begin Input for this task

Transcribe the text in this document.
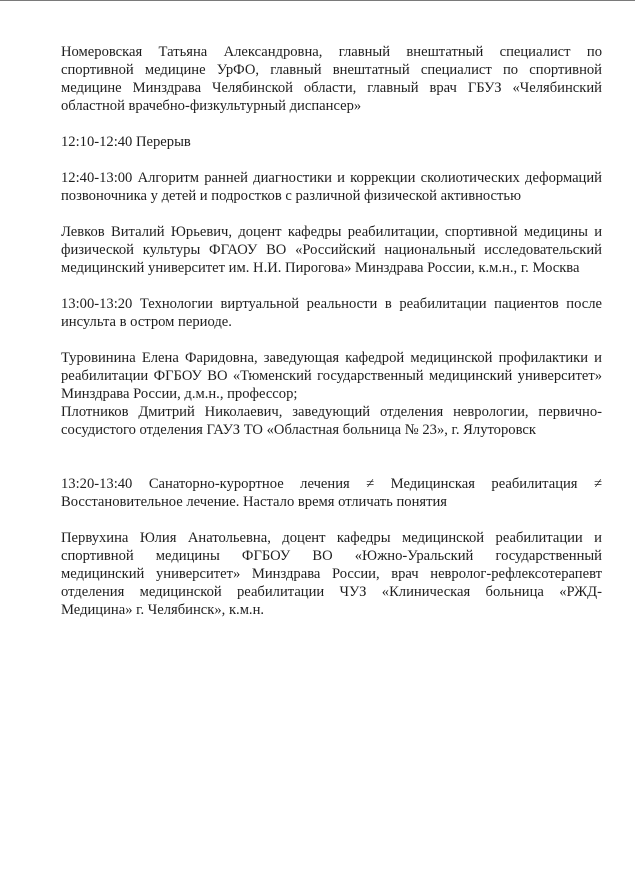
Номеровская Татьяна Александровна, главный внештатный специалист по
спортивной медицине УрФО, главный внештатный специалист по спортивной
медицине Минздрава Челябинской области, главный врач ГБУЗ «Челябинский
областной врачебно-физкультурный диспансер»

12:10-12:40 Перерыв

12:40-13:00 Алгоритм ранней диагностики и коррекции сколиотических деформаций
позвоночника у детей и подростков с различной физической активностью

Левков Виталий Юрьевич, доцент кафедры реабилитации, спортивной медицины и
физической культуры ФГАОУ ВО «Российский национальный исследовательский
медицинский университет им. Н.И. Пирогова» Минздрава России, к.м.н., г. Москва

13:00-13:20 Технологии виртуальной реальности в реабилитации пациентов после
инсульта в остром периоде.

Туровинина Елена Фаридовна, заведующая кафедрой медицинской профилактики и
реабилитации ФГБОУ ВО «Тюменский государственный медицинский университет»
Минздрава России, д.м.н., профессор;
Плотников Дмитрий Николаевич, заведующий отделения неврологии, первично-
сосудистого отделения ГАУЗ ТО «Областная больница № 23», г. Ялуторовск

13:20-13:40 Санаторно-курортное лечения ≠ Медицинская реабилитация ≠
Восстановительное лечение. Настало время отличать понятия

Первухина Юлия Анатольевна, доцент кафедры медицинской реабилитации и
спортивной медицины ФГБОУ ВО «Южно-Уральский государственный
медицинский университет» Минздрава России, врач невролог-рефлексотерапевт
отделения медицинской реабилитации ЧУЗ «Клиническая больница «РЖД-
Медицина» г. Челябинск», к.м.н.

end Input for this task

(Written task):
Collect the lines of the records that include the string "кафедры".

(Answer for the task):
Левков Виталий Юрьевич, доцент кафедры реабилитации, спортивной медицины и
Первухина Юлия Анатольевна, доцент кафедры медицинской реабилитации и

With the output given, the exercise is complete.